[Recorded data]
++++++

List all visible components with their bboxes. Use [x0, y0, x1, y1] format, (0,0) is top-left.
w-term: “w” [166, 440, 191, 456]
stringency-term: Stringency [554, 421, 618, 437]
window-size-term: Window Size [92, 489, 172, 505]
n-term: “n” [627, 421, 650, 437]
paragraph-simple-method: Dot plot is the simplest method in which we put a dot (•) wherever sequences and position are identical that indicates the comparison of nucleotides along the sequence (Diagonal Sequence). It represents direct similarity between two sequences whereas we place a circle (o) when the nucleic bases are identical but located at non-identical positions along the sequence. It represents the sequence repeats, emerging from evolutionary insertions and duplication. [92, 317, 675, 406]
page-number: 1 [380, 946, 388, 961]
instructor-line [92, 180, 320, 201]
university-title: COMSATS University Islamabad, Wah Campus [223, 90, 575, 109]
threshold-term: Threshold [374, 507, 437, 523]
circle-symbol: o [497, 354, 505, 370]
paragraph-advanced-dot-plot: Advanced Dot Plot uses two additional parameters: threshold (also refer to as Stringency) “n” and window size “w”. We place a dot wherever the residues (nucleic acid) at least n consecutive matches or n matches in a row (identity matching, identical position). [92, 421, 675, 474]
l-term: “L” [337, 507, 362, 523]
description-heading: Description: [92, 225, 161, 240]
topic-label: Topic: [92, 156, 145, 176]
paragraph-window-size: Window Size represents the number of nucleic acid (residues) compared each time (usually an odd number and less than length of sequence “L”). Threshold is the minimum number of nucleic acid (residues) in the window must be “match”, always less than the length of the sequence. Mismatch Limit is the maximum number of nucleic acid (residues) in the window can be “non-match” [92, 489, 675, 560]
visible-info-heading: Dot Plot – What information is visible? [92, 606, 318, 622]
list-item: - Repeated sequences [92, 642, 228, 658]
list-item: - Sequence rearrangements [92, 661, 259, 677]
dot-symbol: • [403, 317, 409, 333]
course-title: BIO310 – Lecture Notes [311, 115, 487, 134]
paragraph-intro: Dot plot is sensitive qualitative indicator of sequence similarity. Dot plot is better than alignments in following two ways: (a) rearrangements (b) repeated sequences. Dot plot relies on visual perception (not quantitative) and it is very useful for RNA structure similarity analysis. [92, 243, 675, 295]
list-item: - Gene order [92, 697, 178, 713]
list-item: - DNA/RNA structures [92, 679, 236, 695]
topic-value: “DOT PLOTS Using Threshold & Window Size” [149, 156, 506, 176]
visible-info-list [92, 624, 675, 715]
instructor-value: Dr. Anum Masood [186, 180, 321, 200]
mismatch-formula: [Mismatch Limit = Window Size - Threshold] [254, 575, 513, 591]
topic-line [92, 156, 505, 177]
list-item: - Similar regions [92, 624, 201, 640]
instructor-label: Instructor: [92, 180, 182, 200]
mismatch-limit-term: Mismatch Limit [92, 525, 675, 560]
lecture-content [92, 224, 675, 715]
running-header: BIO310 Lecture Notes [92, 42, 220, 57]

++++++

- [YOUR INSTRUCTIONS]:
Print all of the records, leaving each one exactly as it appears above.

- [WRITTEN REPLY]:
List all visible components with their bboxes. Use [x0, y0, x1, y1] format, (0,0) is top-left.
w-term: “w” [166, 440, 191, 456]
stringency-term: Stringency [554, 421, 618, 437]
window-size-term: Window Size [92, 489, 172, 505]
n-term: “n” [627, 421, 650, 437]
paragraph-simple-method: Dot plot is the simplest method in which we put a dot (•) wherever sequences and position are identical that indicates the comparison of nucleotides along the sequence (Diagonal Sequence). It represents direct similarity between two sequences whereas we place a circle (o) when the nucleic bases are identical but located at non-identical positions along the sequence. It represents the sequence repeats, emerging from evolutionary insertions and duplication. [92, 317, 675, 406]
page-number: 1 [380, 946, 388, 961]
instructor-line [92, 180, 320, 201]
university-title: COMSATS University Islamabad, Wah Campus [223, 90, 575, 109]
threshold-term: Threshold [374, 507, 437, 523]
circle-symbol: o [497, 354, 505, 370]
paragraph-advanced-dot-plot: Advanced Dot Plot uses two additional parameters: threshold (also refer to as Stringency) “n” and window size “w”. We place a dot wherever the residues (nucleic acid) at least n consecutive matches or n matches in a row (identity matching, identical position). [92, 421, 675, 474]
l-term: “L” [337, 507, 362, 523]
description-heading: Description: [92, 225, 161, 240]
topic-label: Topic: [92, 156, 145, 176]
paragraph-window-size: Window Size represents the number of nucleic acid (residues) compared each time (usually an odd number and less than length of sequence “L”). Threshold is the minimum number of nucleic acid (residues) in the window must be “match”, always less than the length of the sequence. Mismatch Limit is the maximum number of nucleic acid (residues) in the window can be “non-match” [92, 489, 675, 560]
visible-info-heading: Dot Plot – What information is visible? [92, 606, 318, 622]
list-item: - Repeated sequences [92, 642, 228, 658]
list-item: - Sequence rearrangements [92, 661, 259, 677]
dot-symbol: • [403, 317, 409, 333]
course-title: BIO310 – Lecture Notes [311, 115, 487, 134]
paragraph-intro: Dot plot is sensitive qualitative indicator of sequence similarity. Dot plot is better than alignments in following two ways: (a) rearrangements (b) repeated sequences. Dot plot relies on visual perception (not quantitative) and it is very useful for RNA structure similarity analysis. [92, 243, 675, 295]
list-item: - Gene order [92, 697, 178, 713]
list-item: - DNA/RNA structures [92, 679, 236, 695]
topic-value: “DOT PLOTS Using Threshold & Window Size” [149, 156, 506, 176]
visible-info-list [92, 624, 675, 715]
instructor-value: Dr. Anum Masood [186, 180, 321, 200]
mismatch-formula: [Mismatch Limit = Window Size - Threshold] [254, 575, 513, 591]
topic-line [92, 156, 505, 177]
list-item: - Similar regions [92, 624, 201, 640]
instructor-label: Instructor: [92, 180, 182, 200]
mismatch-limit-term: Mismatch Limit [92, 525, 675, 560]
lecture-content [92, 224, 675, 715]
running-header: BIO310 Lecture Notes [92, 42, 220, 57]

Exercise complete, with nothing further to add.